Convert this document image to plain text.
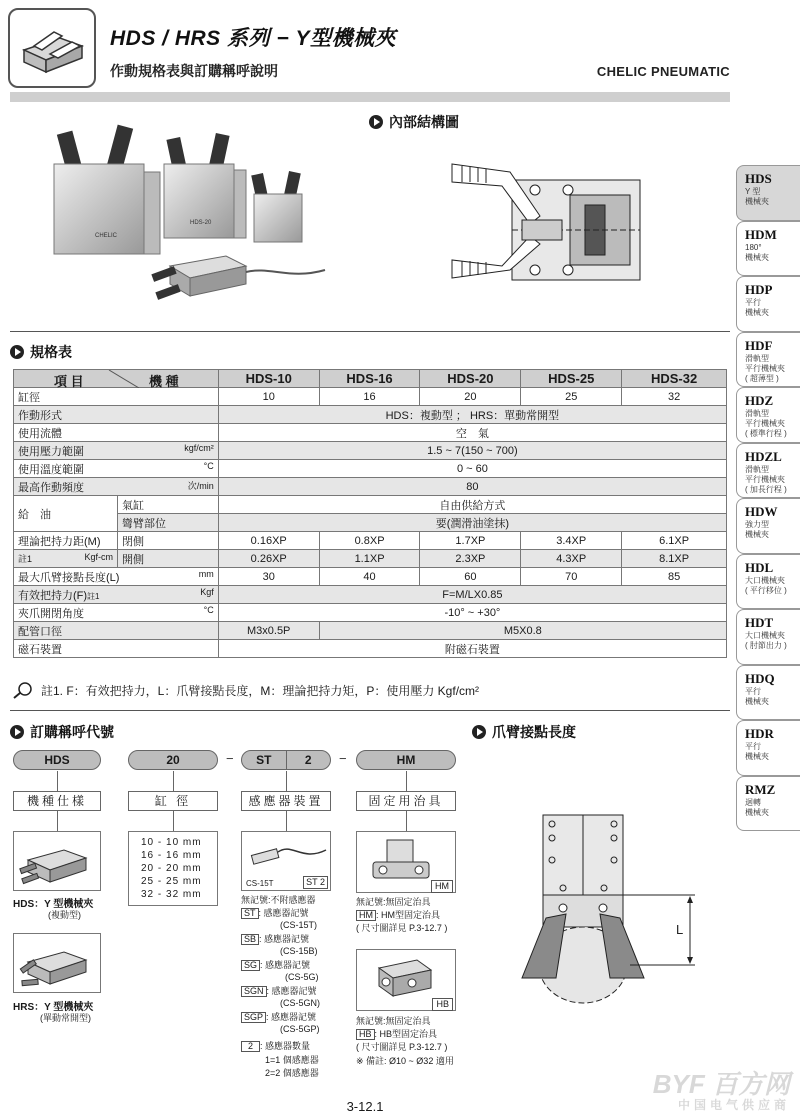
HDS / HRS 系列 − Y型機械夾
作動規格表與訂購稱呼說明	CHELIC PNEUMATIC
CHELIC
HDS-20
內部結構圖
HDS
Y 型
機械夾
HDM
180°
機械夾
HDP
平行
機械夾
HDF
滑軌型
平行機械夾
( 超薄型 )
HDZ
滑軌型
平行機械夾
( 標準行程 )
HDZL
滑軌型
平行機械夾
( 加長行程 )
HDW
強力型
機械夾
HDL
大口機械夾
( 平行移位 )
HDT
大口機械夾
( 肘節出力 )
HDQ
平行
機械夾
HDR
平行
機械夾
RMZ
迴轉
機械夾
規格表
項 目 機 種		HDS-10	HDS-16	HDS-20	HDS-25	HDS-32
缸徑		10	16	20	25	32
作動形式		HDS：複動型 ； HRS：單動常開型				
使用流體		空　氣				
使用壓力範圍 kgf/cm²		1.5 ~ 7(150 ~ 700)				
使用溫度範圍 °C		0 ~ 60				
最高作動頻度 次/min		80				
給　油	氣缸	自由供給方式				
	彎臂部位	要(潤滑油塗抹)				
理論把持力距(M)	閉側	0.16XP	0.8XP	1.7XP	3.4XP	6.1XP
註1 Kgf-cm	開側	0.26XP	1.1XP	2.3XP	4.3XP	8.1XP
最大爪臂接點長度(L) mm		30	40	60	70	85
有效把持力(F)註1 Kgf		F=M/LX0.85				
夾爪開閉角度 °C		-10° ~ +30°				
配管口徑		M3x0.5P	M5X0.8			
磁石裝置		附磁石裝置				
註1. F：有效把持力，L：爪臂接點長度，M：理論把持力矩，P：使用壓力 Kgf/cm²
訂購稱呼代號
HDS	20	−	ST	2	−	HM
機種仕樣	缸 徑	感應器裝置	固定用治具
HDS：Y 型機械夾
(複動型)
HRS：Y 型機械夾
(單動常開型)
10 - 10 mm
16 - 16 mm
20 - 20 mm
25 - 25 mm
32 - 32 mm
CS-15T	ST 2
無記號:不附感應器
ST : 感應器記號
(CS-15T)
SB : 感應器記號
(CS-15B)
SG : 感應器記號
(CS-5G)
SGN : 感應器記號
(CS-5GN)
SGP : 感應器記號
(CS-5GP)
2 : 感應器數量
1=1 個感應器
2=2 個感應器
HM
無記號:無固定治具
HM : HM型固定治具
( 尺寸圖詳見 P.3-12.7 )
HB
無記號:無固定治具
HB : HB型固定治具
( 尺寸圖詳見 P.3-12.7 )
※ 備註: Ø10 ~ Ø32 適用
爪臂接點長度
L
3-12.1
BYF 百方网
中国电气供应商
• • • • • • •
◆ **Problem**
Leave the images out and output the remaining material exactly as it stands.

◆ **Result of this exercise**
Convert this document image to plain text.
HDS / HRS 系列 − Y型機械夾
作動規格表與訂購稱呼說明	CHELIC PNEUMATIC
CHELIC
HDS-20
內部結構圖
HDS
Y 型
機械夾
HDM
180°
機械夾
HDP
平行
機械夾
HDF
滑軌型
平行機械夾
( 超薄型 )
HDZ
滑軌型
平行機械夾
( 標準行程 )
HDZL
滑軌型
平行機械夾
( 加長行程 )
HDW
強力型
機械夾
HDL
大口機械夾
( 平行移位 )
HDT
大口機械夾
( 肘節出力 )
HDQ
平行
機械夾
HDR
平行
機械夾
RMZ
迴轉
機械夾
規格表
項 目 機 種		HDS-10	HDS-16	HDS-20	HDS-25	HDS-32
缸徑		10	16	20	25	32
作動形式		HDS：複動型 ； HRS：單動常開型				
使用流體		空　氣				
使用壓力範圍 kgf/cm²		1.5 ~ 7(150 ~ 700)				
使用溫度範圍 °C		0 ~ 60				
最高作動頻度 次/min		80				
給　油	氣缸	自由供給方式				
	彎臂部位	要(潤滑油塗抹)				
理論把持力距(M)	閉側	0.16XP	0.8XP	1.7XP	3.4XP	6.1XP
註1 Kgf-cm	開側	0.26XP	1.1XP	2.3XP	4.3XP	8.1XP
最大爪臂接點長度(L) mm		30	40	60	70	85
有效把持力(F)註1 Kgf		F=M/LX0.85				
夾爪開閉角度 °C		-10° ~ +30°				
配管口徑		M3x0.5P	M5X0.8			
磁石裝置		附磁石裝置				
註1. F：有效把持力，L：爪臂接點長度，M：理論把持力矩，P：使用壓力 Kgf/cm²
訂購稱呼代號
HDS	20	−	ST	2	−	HM
機種仕樣	缸 徑	感應器裝置	固定用治具
HDS：Y 型機械夾
(複動型)
HRS：Y 型機械夾
(單動常開型)
10 - 10 mm
16 - 16 mm
20 - 20 mm
25 - 25 mm
32 - 32 mm
CS-15T	ST 2
無記號:不附感應器
ST : 感應器記號
(CS-15T)
SB : 感應器記號
(CS-15B)
SG : 感應器記號
(CS-5G)
SGN : 感應器記號
(CS-5GN)
SGP : 感應器記號
(CS-5GP)
2 : 感應器數量
1=1 個感應器
2=2 個感應器
HM
無記號:無固定治具
HM : HM型固定治具
( 尺寸圖詳見 P.3-12.7 )
HB
無記號:無固定治具
HB : HB型固定治具
( 尺寸圖詳見 P.3-12.7 )
※ 備註: Ø10 ~ Ø32 適用
爪臂接點長度
L
3-12.1
BYF 百方网
中国电气供应商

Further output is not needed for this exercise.